>> Begin
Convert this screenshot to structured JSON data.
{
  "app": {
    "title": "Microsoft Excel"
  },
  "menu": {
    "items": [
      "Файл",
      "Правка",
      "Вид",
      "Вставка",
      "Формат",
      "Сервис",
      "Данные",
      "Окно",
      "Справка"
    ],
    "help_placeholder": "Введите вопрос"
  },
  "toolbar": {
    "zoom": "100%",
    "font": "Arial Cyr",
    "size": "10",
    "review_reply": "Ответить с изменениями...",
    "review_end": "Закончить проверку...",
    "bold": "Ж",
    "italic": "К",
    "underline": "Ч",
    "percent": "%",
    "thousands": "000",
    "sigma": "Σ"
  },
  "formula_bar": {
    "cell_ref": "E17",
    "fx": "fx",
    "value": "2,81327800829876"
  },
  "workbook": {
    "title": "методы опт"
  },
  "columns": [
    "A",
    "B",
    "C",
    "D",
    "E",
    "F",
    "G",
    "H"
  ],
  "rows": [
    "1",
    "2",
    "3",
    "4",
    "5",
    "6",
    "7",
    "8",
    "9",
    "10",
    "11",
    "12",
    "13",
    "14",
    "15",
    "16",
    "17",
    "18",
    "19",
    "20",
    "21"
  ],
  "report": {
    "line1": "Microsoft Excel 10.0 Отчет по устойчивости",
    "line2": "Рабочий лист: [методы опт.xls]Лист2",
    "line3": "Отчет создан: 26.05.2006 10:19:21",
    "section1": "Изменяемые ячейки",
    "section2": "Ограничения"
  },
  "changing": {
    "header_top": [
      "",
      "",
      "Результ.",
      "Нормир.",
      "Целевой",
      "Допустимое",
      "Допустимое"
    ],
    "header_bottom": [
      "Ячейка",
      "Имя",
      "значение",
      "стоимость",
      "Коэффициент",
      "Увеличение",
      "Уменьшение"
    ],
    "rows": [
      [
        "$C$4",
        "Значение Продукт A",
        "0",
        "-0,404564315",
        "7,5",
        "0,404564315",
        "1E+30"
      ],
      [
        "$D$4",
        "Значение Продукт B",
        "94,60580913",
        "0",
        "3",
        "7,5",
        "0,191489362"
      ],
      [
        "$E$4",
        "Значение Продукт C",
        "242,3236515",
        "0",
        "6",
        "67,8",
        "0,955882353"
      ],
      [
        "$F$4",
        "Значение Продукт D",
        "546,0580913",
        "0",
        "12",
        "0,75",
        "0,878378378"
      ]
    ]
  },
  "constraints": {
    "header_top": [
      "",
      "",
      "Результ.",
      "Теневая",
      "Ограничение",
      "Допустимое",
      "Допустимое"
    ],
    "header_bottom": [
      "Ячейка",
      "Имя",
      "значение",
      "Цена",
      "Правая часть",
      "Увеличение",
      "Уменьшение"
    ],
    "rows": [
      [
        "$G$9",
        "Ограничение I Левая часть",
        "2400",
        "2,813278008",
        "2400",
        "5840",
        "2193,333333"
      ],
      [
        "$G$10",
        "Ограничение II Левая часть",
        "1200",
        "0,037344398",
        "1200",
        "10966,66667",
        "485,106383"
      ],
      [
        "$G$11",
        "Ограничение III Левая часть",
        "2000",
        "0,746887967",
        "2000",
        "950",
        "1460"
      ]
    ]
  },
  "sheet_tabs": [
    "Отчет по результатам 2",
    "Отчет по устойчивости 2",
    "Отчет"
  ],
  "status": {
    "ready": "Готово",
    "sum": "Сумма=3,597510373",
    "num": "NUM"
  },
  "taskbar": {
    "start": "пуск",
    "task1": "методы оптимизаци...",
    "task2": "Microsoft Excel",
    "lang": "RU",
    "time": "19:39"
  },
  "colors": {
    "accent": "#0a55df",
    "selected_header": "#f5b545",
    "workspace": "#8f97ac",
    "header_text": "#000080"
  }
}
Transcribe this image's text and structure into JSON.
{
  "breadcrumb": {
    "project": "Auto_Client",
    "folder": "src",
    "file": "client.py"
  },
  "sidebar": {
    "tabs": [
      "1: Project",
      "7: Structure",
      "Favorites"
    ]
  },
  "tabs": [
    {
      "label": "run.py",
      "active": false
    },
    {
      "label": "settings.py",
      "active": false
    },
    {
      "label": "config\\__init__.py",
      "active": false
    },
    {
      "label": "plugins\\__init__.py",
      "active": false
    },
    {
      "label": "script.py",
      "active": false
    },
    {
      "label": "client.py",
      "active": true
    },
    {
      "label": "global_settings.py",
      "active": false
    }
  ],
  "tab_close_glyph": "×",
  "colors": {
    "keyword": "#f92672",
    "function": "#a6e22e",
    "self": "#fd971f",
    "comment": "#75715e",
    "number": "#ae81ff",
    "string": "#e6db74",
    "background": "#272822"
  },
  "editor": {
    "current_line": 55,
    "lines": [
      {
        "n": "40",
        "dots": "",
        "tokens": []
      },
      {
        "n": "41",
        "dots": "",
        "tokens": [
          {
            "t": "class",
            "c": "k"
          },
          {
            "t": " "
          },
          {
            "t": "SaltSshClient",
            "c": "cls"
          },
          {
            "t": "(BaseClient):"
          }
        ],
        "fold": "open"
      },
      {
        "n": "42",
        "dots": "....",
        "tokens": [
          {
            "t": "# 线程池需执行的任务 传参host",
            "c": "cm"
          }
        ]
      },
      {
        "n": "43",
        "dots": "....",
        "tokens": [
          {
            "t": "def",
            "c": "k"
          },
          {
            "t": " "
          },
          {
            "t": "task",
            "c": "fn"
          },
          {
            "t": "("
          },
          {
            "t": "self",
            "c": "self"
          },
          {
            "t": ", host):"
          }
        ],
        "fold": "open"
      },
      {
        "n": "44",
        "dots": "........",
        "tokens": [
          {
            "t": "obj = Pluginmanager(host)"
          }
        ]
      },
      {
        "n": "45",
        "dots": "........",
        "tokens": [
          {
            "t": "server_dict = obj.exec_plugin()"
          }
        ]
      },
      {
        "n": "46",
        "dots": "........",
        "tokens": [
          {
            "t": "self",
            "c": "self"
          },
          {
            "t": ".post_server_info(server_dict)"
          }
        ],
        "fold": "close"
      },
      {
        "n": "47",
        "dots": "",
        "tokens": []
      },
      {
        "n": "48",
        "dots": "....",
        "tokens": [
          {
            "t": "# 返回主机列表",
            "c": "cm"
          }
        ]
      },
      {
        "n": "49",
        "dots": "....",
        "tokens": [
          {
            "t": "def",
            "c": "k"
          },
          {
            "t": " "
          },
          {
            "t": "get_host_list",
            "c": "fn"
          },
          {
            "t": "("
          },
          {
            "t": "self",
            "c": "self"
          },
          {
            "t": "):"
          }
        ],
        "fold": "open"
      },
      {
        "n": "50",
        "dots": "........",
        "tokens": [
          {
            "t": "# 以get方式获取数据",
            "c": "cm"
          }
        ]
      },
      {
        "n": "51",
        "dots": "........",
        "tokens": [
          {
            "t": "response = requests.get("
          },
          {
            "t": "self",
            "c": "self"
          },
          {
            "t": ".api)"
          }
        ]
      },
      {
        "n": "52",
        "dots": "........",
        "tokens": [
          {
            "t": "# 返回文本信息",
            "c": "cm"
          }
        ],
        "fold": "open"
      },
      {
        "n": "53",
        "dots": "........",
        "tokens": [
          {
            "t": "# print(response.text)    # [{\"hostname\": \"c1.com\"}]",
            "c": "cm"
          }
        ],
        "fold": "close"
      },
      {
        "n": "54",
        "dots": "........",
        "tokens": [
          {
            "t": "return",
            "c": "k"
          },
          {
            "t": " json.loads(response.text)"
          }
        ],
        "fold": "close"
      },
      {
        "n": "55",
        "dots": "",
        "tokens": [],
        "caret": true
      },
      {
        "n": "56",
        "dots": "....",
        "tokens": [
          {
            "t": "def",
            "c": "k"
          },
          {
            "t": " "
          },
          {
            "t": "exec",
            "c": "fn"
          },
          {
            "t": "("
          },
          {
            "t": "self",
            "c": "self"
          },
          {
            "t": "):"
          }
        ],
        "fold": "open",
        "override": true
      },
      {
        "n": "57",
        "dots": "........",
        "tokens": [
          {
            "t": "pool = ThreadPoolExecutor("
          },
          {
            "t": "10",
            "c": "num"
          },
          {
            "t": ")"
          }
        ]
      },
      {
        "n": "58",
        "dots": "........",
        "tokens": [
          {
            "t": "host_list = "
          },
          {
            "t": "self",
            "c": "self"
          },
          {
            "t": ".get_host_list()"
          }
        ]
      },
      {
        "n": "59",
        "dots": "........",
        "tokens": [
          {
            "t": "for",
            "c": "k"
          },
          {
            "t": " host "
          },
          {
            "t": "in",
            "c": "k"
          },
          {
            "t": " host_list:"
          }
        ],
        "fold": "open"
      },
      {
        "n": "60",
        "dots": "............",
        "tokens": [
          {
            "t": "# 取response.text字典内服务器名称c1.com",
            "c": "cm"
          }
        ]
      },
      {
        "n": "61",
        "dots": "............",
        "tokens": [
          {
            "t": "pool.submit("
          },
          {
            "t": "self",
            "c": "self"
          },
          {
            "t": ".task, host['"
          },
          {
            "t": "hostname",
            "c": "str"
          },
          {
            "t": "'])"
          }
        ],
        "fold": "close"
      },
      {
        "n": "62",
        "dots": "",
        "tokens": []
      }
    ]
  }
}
>> End
INSTRUCTIONS TO FOLLOW:
Report all lines of the data that include the word "hostname".

RESULT OF THIS TASK:
            "t": "# print(response.text)    # [{\"hostname\": \"c1.com\"}]",
            "t": "hostname",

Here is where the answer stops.